● Set problem:
What is the number of lines containing the word "رحمه"? Please answer with that number and nothing more.

[Saved entries]
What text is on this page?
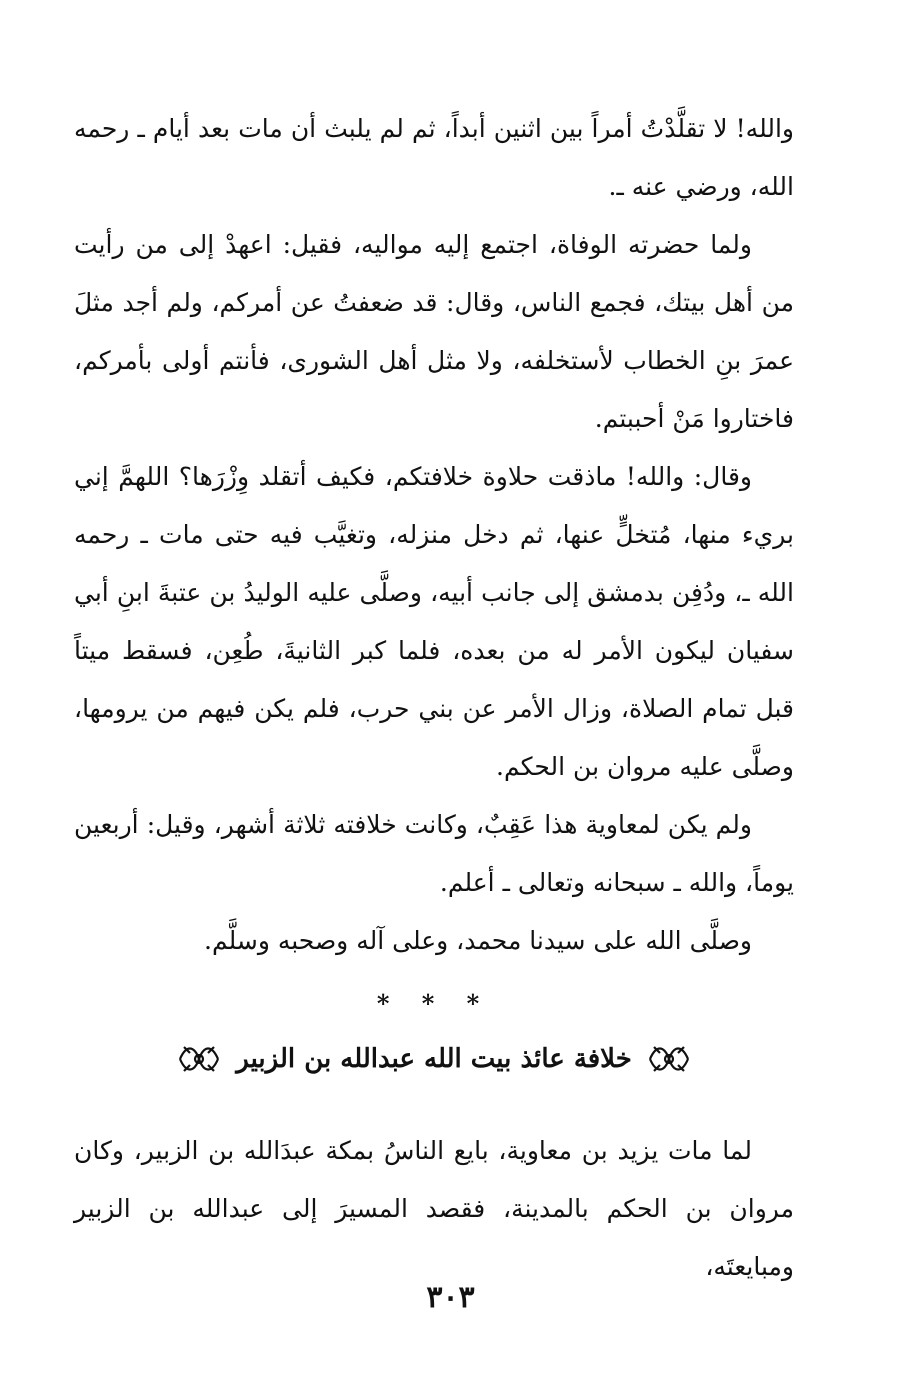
والله! لا تقلَّدْتُ أمراً بين اثنين أبداً، ثم لم يلبث أن مات بعد أيام ـ رحمه الله، ورضي عنه ـ.

ولما حضرته الوفاة، اجتمع إليه مواليه، فقيل: اعهدْ إلى من رأيت من أهل بيتك، فجمع الناس، وقال: قد ضعفتُ عن أمركم، ولم أجد مثلَ عمرَ بنِ الخطاب لأستخلفه، ولا مثل أهل الشورى، فأنتم أولى بأمركم، فاختاروا مَنْ أحببتم.

وقال: والله! ماذقت حلاوة خلافتكم، فكيف أتقلد وِزْرَها؟ اللهمَّ إني بريء منها، مُتخلٍّ عنها، ثم دخل منزله، وتغيَّب فيه حتى مات ـ رحمه الله ـ، ودُفِن بدمشق إلى جانب أبيه، وصلَّى عليه الوليدُ بن عتبةَ ابنِ أبي سفيان ليكون الأمر له من بعده، فلما كبر الثانيةَ، طُعِن، فسقط ميتاً قبل تمام الصلاة، وزال الأمر عن بني حرب، فلم يكن فيهم من يرومها، وصلَّى عليه مروان بن الحكم.

ولم يكن لمعاوية هذا عَقِبٌ، وكانت خلافته ثلاثة أشهر، وقيل: أربعين يوماً، والله ـ سبحانه وتعالى ـ أعلم.

وصلَّى الله على سيدنا محمد، وعلى آله وصحبه وسلَّم.

* * *
خلافة عائذ بيت الله عبدالله بن الزبير

لما مات يزيد بن معاوية، بايع الناسُ بمكة عبدَالله بن الزبير، وكان مروان بن الحكم بالمدينة، فقصد المسيرَ إلى عبدالله بن الزبير ومبايعتَه،

٣٠٣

● Output below:
2